## WORK TO BE COMPLETED
Narrow the data below down to the lines containing "Operating".

------ MATERIAL FOR THE TASK

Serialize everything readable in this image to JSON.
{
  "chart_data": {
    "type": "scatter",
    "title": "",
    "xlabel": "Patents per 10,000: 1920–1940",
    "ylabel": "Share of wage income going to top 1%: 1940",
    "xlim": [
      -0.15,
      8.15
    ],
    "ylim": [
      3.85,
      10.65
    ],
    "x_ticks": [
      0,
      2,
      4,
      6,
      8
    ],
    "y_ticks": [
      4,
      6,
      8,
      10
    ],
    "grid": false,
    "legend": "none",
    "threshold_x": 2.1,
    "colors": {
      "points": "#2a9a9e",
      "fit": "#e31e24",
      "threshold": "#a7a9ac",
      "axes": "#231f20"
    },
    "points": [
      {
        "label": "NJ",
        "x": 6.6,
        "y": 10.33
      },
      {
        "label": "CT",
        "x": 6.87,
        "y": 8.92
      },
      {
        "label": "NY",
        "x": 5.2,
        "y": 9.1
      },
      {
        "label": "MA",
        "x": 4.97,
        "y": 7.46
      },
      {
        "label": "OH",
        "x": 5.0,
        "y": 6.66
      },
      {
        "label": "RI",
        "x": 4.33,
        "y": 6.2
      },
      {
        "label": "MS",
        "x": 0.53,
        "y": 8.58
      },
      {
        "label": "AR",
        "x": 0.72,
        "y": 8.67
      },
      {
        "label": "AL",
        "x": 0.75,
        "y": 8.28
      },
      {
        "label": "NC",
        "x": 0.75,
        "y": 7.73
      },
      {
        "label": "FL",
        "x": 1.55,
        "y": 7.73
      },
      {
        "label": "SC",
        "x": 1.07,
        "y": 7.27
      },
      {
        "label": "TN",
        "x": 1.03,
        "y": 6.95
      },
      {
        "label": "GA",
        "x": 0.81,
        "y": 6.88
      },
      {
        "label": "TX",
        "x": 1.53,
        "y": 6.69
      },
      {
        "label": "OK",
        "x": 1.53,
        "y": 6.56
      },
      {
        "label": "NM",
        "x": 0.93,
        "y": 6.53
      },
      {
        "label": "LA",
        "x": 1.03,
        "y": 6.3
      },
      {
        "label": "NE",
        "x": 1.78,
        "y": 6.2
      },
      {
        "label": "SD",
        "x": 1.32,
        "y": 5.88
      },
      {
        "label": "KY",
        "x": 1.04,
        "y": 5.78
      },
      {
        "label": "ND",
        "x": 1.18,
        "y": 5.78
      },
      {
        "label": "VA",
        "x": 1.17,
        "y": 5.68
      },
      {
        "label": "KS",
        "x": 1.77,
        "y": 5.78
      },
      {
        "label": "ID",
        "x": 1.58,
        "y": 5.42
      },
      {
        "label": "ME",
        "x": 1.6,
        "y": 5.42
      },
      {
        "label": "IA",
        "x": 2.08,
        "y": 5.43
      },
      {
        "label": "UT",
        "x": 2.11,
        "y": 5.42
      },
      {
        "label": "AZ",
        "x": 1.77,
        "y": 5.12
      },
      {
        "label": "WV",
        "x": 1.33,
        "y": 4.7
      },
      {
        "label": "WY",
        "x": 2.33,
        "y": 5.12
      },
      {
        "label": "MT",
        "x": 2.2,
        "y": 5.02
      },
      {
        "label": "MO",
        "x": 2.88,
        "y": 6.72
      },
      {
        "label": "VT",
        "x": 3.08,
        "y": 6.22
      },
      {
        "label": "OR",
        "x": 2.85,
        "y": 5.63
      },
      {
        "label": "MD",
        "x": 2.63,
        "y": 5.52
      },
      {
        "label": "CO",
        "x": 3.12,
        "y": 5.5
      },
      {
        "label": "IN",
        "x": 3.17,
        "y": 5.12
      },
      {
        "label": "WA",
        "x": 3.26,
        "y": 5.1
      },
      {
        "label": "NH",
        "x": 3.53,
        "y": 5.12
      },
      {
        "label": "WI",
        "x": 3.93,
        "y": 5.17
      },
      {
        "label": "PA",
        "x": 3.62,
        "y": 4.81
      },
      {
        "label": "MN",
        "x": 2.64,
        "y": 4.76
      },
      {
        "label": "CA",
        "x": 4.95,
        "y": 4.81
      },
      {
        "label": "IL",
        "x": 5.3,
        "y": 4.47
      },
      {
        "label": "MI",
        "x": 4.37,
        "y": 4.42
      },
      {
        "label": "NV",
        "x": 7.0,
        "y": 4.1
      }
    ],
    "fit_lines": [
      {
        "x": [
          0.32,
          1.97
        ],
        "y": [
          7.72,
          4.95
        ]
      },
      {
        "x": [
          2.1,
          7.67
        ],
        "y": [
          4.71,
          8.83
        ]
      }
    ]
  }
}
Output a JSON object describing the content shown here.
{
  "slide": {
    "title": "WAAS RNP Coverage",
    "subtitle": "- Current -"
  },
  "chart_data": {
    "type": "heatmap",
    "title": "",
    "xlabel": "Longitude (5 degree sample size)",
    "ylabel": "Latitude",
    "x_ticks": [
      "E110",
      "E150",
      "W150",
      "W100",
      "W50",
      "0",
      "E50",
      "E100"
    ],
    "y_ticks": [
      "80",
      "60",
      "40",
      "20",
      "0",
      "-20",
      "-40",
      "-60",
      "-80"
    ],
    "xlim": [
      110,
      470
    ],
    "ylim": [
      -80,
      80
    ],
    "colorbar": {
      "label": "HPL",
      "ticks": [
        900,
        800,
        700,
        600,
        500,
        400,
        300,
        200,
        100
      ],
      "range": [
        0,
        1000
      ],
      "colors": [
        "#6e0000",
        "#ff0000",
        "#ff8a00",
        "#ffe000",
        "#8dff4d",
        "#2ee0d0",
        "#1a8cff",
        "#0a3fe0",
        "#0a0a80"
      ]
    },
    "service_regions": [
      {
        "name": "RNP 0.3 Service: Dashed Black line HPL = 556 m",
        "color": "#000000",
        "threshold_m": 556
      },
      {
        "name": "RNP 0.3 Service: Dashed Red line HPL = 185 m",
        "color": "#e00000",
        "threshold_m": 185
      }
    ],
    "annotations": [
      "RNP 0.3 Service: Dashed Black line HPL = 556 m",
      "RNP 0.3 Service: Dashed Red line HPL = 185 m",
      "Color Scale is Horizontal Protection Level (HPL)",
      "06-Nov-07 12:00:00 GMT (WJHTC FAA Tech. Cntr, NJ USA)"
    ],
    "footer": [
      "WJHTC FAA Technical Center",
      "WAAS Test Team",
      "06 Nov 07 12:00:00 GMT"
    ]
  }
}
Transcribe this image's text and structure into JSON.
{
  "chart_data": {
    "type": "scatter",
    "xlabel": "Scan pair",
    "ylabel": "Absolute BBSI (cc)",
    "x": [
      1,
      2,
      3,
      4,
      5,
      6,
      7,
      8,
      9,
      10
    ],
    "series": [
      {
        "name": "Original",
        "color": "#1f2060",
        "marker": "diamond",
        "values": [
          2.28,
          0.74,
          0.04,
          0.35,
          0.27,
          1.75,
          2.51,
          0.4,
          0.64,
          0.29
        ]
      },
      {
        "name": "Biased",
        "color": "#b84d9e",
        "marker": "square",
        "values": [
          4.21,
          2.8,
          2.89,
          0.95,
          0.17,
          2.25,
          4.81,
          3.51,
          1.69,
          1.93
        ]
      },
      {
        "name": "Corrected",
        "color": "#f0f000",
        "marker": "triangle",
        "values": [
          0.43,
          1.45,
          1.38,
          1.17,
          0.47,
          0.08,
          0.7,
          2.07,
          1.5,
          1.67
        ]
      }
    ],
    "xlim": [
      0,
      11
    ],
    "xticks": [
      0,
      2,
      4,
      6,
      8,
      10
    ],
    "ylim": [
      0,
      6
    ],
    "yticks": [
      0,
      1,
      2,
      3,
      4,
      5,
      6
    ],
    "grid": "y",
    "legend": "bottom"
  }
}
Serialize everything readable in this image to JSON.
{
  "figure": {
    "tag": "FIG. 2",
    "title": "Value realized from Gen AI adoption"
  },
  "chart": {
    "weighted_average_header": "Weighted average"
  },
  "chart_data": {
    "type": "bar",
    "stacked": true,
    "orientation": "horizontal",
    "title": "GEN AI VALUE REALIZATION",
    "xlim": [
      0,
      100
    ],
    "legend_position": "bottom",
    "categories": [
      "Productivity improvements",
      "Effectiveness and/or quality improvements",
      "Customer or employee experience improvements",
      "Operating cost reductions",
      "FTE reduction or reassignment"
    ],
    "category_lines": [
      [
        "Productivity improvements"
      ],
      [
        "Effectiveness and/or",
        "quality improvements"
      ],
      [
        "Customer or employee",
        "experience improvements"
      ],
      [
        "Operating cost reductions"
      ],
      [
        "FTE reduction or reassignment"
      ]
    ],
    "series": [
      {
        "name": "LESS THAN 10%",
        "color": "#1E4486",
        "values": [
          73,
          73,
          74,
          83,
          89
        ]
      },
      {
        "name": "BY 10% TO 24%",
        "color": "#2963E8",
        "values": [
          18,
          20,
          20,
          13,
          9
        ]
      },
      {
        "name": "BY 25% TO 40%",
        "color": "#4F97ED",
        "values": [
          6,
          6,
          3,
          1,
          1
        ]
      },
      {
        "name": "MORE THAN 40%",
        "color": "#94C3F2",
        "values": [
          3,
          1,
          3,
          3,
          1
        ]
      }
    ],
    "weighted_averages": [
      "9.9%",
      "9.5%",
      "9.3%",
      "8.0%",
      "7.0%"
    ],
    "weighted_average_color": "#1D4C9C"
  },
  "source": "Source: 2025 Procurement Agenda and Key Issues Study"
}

------------

## SOLUTION BELOW
      "Operating cost reductions",
        "Operating cost reductions"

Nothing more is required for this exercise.